What this task involves:
Copy out every line exactly, passing over the pictures.

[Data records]
▶

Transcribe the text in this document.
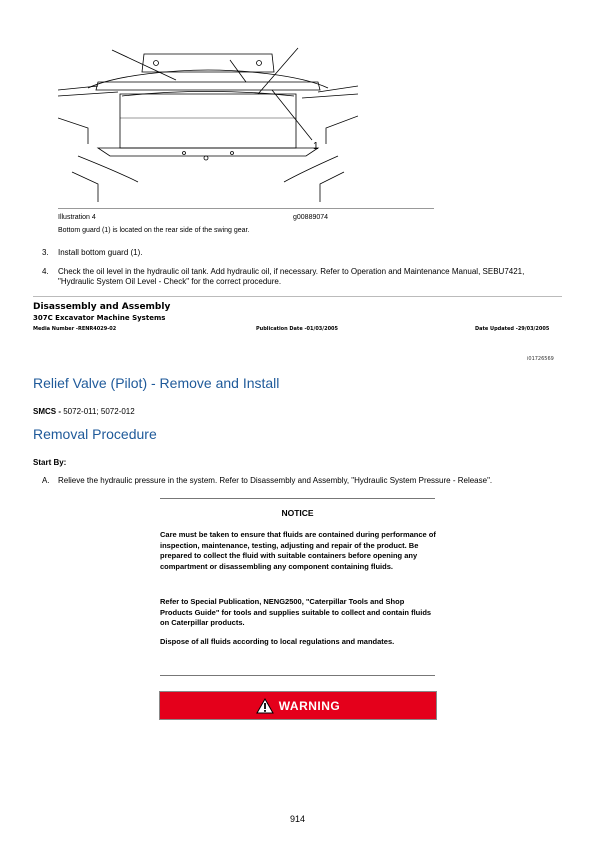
1
Illustration 4	g00889074
Bottom guard (1) is located on the rear side of the swing gear.
3. Install bottom guard (1).
4. Check the oil level in the hydraulic oil tank. Add hydraulic oil, if necessary. Refer to Operation and Maintenance Manual, SEBU7421, "Hydraulic System Oil Level - Check" for the correct procedure.
Disassembly and Assembly
307C Excavator Machine Systems
Media Number -RENR4029-02	Publication Date -01/03/2005	Date Updated -29/03/2005
i01726569
Relief Valve (Pilot) - Remove and Install
SMCS - 5072-011; 5072-012
Removal Procedure
Start By:
A. Relieve the hydraulic pressure in the system. Refer to Disassembly and Assembly, "Hydraulic System Pressure - Release".
NOTICE
Care must be taken to ensure that fluids are contained during performance of inspection, maintenance, testing, adjusting and repair of the product. Be prepared to collect the fluid with suitable containers before opening any compartment or disassembling any component containing fluids.
Refer to Special Publication, NENG2500, "Caterpillar Tools and Shop Products Guide" for tools and supplies suitable to collect and contain fluids on Caterpillar products.
Dispose of all fluids according to local regulations and mandates.
WARNING
914
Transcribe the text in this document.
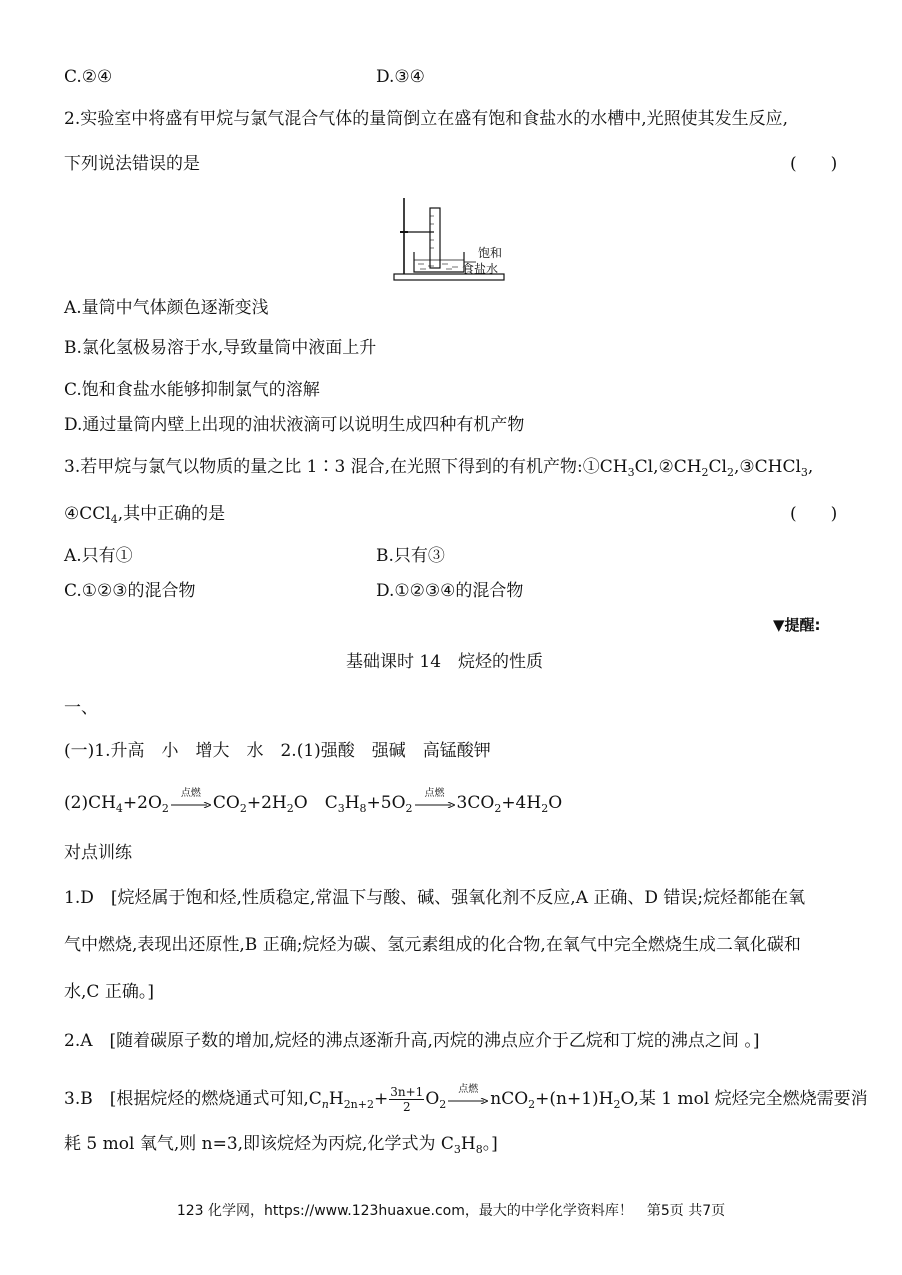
C.②④	D.③④
2.实验室中将盛有甲烷与氯气混合气体的量筒倒立在盛有饱和食盐水的水槽中,光照使其发生反应,
下列说法错误的是	(　　)
饱和
食盐水
A.量筒中气体颜色逐渐变浅
B.氯化氢极易溶于水,导致量筒中液面上升
C.饱和食盐水能够抑制氯气的溶解
D.通过量筒内壁上出现的油状液滴可以说明生成四种有机产物
3.若甲烷与氯气以物质的量之比 1∶3 混合,在光照下得到的有机产物$:①CH_3Cl,②CH_2Cl_2,③CHCl_3$,
④CCl$_4$,其中正确的是	(　　)
A.只有①	B.只有③
C.①②③的混合物	D.①②③④的混合物
▼提醒:
基础课时 14　烷烃的性质
一、
(一)1.升高　小　增大　水　2.(1)强酸　强碱　高锰酸钾
$(2)CH_4+2O_2$
点燃 $CO_2+2H_2O$　$C_3H_8+5O_2$
点燃 $3CO_2+4H_2O$
对点训练
1.D　[烷烃属于饱和烃,性质稳定,常温下与酸、碱、强氧化剂不反应,A 正确、D 错误;烷烃都能在氧
气中燃烧,表现出还原性,B 正确;烷烃为碳、氢元素组成的化合物,在氧气中完全燃烧生成二氧化碳和
水,C 正确。]
2.A　[随着碳原子数的增加,烷烃的沸点逐渐升高,丙烷的沸点应介于乙烷和丁烷的沸点之间 。]
3.B　[根据烷烃的燃烧通式可知$,C_nH_{2n+2}+ \frac{3n+1}{2} O_2$
点燃 $nCO_2+(n+1)H_2O$,某 1 mol 烷烃完全燃烧需要消
耗 5 mol 氧气,则 n=3,即该烷烃为丙烷,化学式为 $C_3H_8$。]
123 化学网，https://www.123huaxue.com，最大的中学化学资料库！　第5页 共7页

◀

Correct response:
Transcribe the text in this document.
1
Illustration 4	g00889074
Bottom guard (1) is located on the rear side of the swing gear.
3. Install bottom guard (1).
4. Check the oil level in the hydraulic oil tank. Add hydraulic oil, if necessary. Refer to Operation and Maintenance Manual, SEBU7421, "Hydraulic System Oil Level - Check" for the correct procedure.
Disassembly and Assembly
307C Excavator Machine Systems
Media Number -RENR4029-02	Publication Date -01/03/2005	Date Updated -29/03/2005
i01726569
Relief Valve (Pilot) - Remove and Install
SMCS - 5072-011; 5072-012
Removal Procedure
Start By:
A. Relieve the hydraulic pressure in the system. Refer to Disassembly and Assembly, "Hydraulic System Pressure - Release".
NOTICE
Care must be taken to ensure that fluids are contained during performance of inspection, maintenance, testing, adjusting and repair of the product. Be prepared to collect the fluid with suitable containers before opening any compartment or disassembling any component containing fluids.
Refer to Special Publication, NENG2500, "Caterpillar Tools and Shop Products Guide" for tools and supplies suitable to collect and contain fluids on Caterpillar products.
Dispose of all fluids according to local regulations and mandates.
WARNING
914
Transcribe the text in this document.
C.②④	D.③④
2.实验室中将盛有甲烷与氯气混合气体的量筒倒立在盛有饱和食盐水的水槽中,光照使其发生反应,
下列说法错误的是	(　　)
饱和
食盐水
A.量筒中气体颜色逐渐变浅
B.氯化氢极易溶于水,导致量筒中液面上升
C.饱和食盐水能够抑制氯气的溶解
D.通过量筒内壁上出现的油状液滴可以说明生成四种有机产物
3.若甲烷与氯气以物质的量之比 1∶3 混合,在光照下得到的有机产物$:①CH_3Cl,②CH_2Cl_2,③CHCl_3$,
④CCl$_4$,其中正确的是	(　　)
A.只有①	B.只有③
C.①②③的混合物	D.①②③④的混合物
▼提醒:
基础课时 14　烷烃的性质
一、
(一)1.升高　小　增大　水　2.(1)强酸　强碱　高锰酸钾
$(2)CH_4+2O_2$
点燃 $CO_2+2H_2O$　$C_3H_8+5O_2$
点燃 $3CO_2+4H_2O$
对点训练
1.D　[烷烃属于饱和烃,性质稳定,常温下与酸、碱、强氧化剂不反应,A 正确、D 错误;烷烃都能在氧
气中燃烧,表现出还原性,B 正确;烷烃为碳、氢元素组成的化合物,在氧气中完全燃烧生成二氧化碳和
水,C 正确。]
2.A　[随着碳原子数的增加,烷烃的沸点逐渐升高,丙烷的沸点应介于乙烷和丁烷的沸点之间 。]
3.B　[根据烷烃的燃烧通式可知$,C_nH_{2n+2}+ \frac{3n+1}{2} O_2$
点燃 $nCO_2+(n+1)H_2O$,某 1 mol 烷烃完全燃烧需要消
耗 5 mol 氧气,则 n=3,即该烷烃为丙烷,化学式为 $C_3H_8$。]
123 化学网，https://www.123huaxue.com，最大的中学化学资料库！　第5页 共7页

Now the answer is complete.